▶ [Written exercise] Gather every line below where "művek" appears.

Start

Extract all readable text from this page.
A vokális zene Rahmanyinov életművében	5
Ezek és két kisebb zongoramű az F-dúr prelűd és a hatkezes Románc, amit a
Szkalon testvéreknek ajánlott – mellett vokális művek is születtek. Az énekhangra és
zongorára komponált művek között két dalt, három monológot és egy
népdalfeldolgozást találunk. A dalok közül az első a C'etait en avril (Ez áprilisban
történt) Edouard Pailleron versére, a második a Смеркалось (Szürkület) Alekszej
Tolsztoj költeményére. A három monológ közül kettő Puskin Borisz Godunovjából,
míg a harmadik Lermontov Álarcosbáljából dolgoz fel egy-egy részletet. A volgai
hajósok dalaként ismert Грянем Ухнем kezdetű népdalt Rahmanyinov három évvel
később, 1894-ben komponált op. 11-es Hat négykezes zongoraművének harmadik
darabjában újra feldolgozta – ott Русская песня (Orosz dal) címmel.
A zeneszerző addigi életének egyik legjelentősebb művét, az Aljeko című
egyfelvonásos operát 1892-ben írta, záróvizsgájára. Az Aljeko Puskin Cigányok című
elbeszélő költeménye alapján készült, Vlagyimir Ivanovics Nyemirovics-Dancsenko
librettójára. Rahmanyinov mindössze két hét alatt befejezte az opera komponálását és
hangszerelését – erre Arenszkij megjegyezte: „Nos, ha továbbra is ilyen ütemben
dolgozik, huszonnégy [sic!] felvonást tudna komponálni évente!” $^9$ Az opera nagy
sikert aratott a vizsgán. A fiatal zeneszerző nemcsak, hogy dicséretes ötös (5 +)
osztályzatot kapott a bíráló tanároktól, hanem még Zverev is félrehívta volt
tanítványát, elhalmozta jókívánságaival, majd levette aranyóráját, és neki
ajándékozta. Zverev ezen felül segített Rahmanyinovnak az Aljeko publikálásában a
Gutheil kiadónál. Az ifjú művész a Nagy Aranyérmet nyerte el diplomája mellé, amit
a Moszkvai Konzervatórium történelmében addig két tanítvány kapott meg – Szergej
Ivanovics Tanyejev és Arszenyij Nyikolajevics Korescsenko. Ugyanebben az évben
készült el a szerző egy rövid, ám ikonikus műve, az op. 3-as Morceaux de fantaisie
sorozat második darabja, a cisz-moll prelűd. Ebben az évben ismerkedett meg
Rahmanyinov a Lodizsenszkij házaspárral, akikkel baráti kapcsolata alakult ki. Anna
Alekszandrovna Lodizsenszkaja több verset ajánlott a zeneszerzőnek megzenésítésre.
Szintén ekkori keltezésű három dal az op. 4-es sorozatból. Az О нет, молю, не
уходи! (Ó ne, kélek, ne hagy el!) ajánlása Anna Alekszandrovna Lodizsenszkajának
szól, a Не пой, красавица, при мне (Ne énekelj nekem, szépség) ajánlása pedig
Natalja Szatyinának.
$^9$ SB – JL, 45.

End

▶ [Complete response]
Szkalon testvéreknek ajánlott – mellett vokális művek is születtek. Az énekhangra és
zongorára komponált művek között két dalt, három monológot és egy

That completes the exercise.